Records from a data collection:

## Start

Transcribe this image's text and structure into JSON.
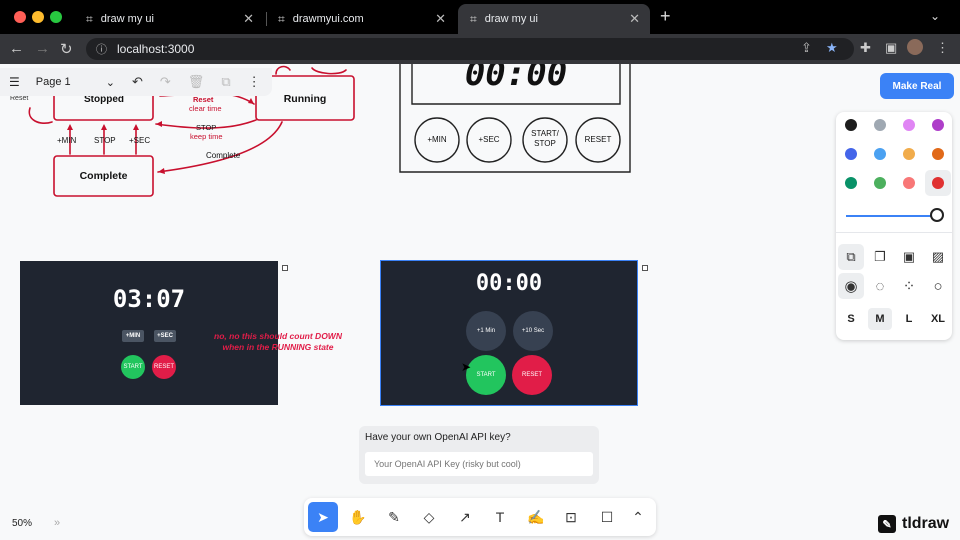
{
  "browser": {
    "tabs": [
      {
        "title": "draw my ui",
        "active": false
      },
      {
        "title": "drawmyui.com",
        "active": false
      },
      {
        "title": "draw my ui",
        "active": true
      }
    ],
    "new_tab_icon": "plus-icon",
    "url": "localhost:3000"
  },
  "page_menu": {
    "page_name": "Page 1"
  },
  "make_real": {
    "label": "Make Real",
    "color": "#3b82f6"
  },
  "diagram": {
    "state_stopped": "Stopped",
    "state_running": "Running",
    "state_complete": "Complete",
    "edge_reset": "Reset",
    "edge_reset_note": "clear time",
    "edge_stop": "STOP",
    "edge_stop_note": "keep time",
    "edge_complete": "Complete",
    "action_min": "+MIN",
    "action_stop": "STOP",
    "action_sec": "+SEC",
    "reset_left": "Reset",
    "accent": "#c8102e"
  },
  "sketch": {
    "display": "00:00",
    "buttons": [
      "+MIN",
      "+SEC",
      "START/\nSTOP",
      "RESET"
    ]
  },
  "timer_left": {
    "display": "03:07",
    "min_label": "+MIN",
    "sec_label": "+SEC",
    "start_label": "START",
    "reset_label": "RESET"
  },
  "note": {
    "line1": "no, no this should count DOWN",
    "line2": "when in the RUNNING state",
    "color": "#e11d48"
  },
  "timer_right": {
    "display": "00:00",
    "min_label": "+1 Min",
    "sec_label": "+10 Sec",
    "start_label": "START",
    "reset_label": "RESET"
  },
  "api_key": {
    "label": "Have your own OpenAI API key?",
    "placeholder": "Your OpenAI API Key (risky but cool)"
  },
  "style_panel": {
    "colors": [
      "#1d1d1d",
      "#9fa8b2",
      "#e085f4",
      "#ae3ec9",
      "#4465e9",
      "#4ba1f1",
      "#f1ac4b",
      "#e16919",
      "#099268",
      "#4cb05e",
      "#f87777",
      "#e03131"
    ],
    "selected_color": "#e03131",
    "sizes": [
      "S",
      "M",
      "L",
      "XL"
    ],
    "selected_size": "M"
  },
  "toolbar": {
    "tools": [
      "select-tool",
      "hand-tool",
      "draw-tool",
      "eraser-tool",
      "arrow-tool",
      "text-tool",
      "note-tool",
      "image-tool",
      "rectangle-tool",
      "more-tools"
    ],
    "active": "select-tool"
  },
  "zoom": {
    "level": "50%"
  },
  "brand": {
    "name": "tldraw"
  }
}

## End

### Given exercise:
Make an exact copy of the data above, pictures excluded.

### Expected answer:
Transcribe this image's text and structure into JSON.
{
  "browser": {
    "tabs": [
      {
        "title": "draw my ui",
        "active": false
      },
      {
        "title": "drawmyui.com",
        "active": false
      },
      {
        "title": "draw my ui",
        "active": true
      }
    ],
    "new_tab_icon": "plus-icon",
    "url": "localhost:3000"
  },
  "page_menu": {
    "page_name": "Page 1"
  },
  "make_real": {
    "label": "Make Real",
    "color": "#3b82f6"
  },
  "diagram": {
    "state_stopped": "Stopped",
    "state_running": "Running",
    "state_complete": "Complete",
    "edge_reset": "Reset",
    "edge_reset_note": "clear time",
    "edge_stop": "STOP",
    "edge_stop_note": "keep time",
    "edge_complete": "Complete",
    "action_min": "+MIN",
    "action_stop": "STOP",
    "action_sec": "+SEC",
    "reset_left": "Reset",
    "accent": "#c8102e"
  },
  "sketch": {
    "display": "00:00",
    "buttons": [
      "+MIN",
      "+SEC",
      "START/\nSTOP",
      "RESET"
    ]
  },
  "timer_left": {
    "display": "03:07",
    "min_label": "+MIN",
    "sec_label": "+SEC",
    "start_label": "START",
    "reset_label": "RESET"
  },
  "note": {
    "line1": "no, no this should count DOWN",
    "line2": "when in the RUNNING state",
    "color": "#e11d48"
  },
  "timer_right": {
    "display": "00:00",
    "min_label": "+1 Min",
    "sec_label": "+10 Sec",
    "start_label": "START",
    "reset_label": "RESET"
  },
  "api_key": {
    "label": "Have your own OpenAI API key?",
    "placeholder": "Your OpenAI API Key (risky but cool)"
  },
  "style_panel": {
    "colors": [
      "#1d1d1d",
      "#9fa8b2",
      "#e085f4",
      "#ae3ec9",
      "#4465e9",
      "#4ba1f1",
      "#f1ac4b",
      "#e16919",
      "#099268",
      "#4cb05e",
      "#f87777",
      "#e03131"
    ],
    "selected_color": "#e03131",
    "sizes": [
      "S",
      "M",
      "L",
      "XL"
    ],
    "selected_size": "M"
  },
  "toolbar": {
    "tools": [
      "select-tool",
      "hand-tool",
      "draw-tool",
      "eraser-tool",
      "arrow-tool",
      "text-tool",
      "note-tool",
      "image-tool",
      "rectangle-tool",
      "more-tools"
    ],
    "active": "select-tool"
  },
  "zoom": {
    "level": "50%"
  },
  "brand": {
    "name": "tldraw"
  }
}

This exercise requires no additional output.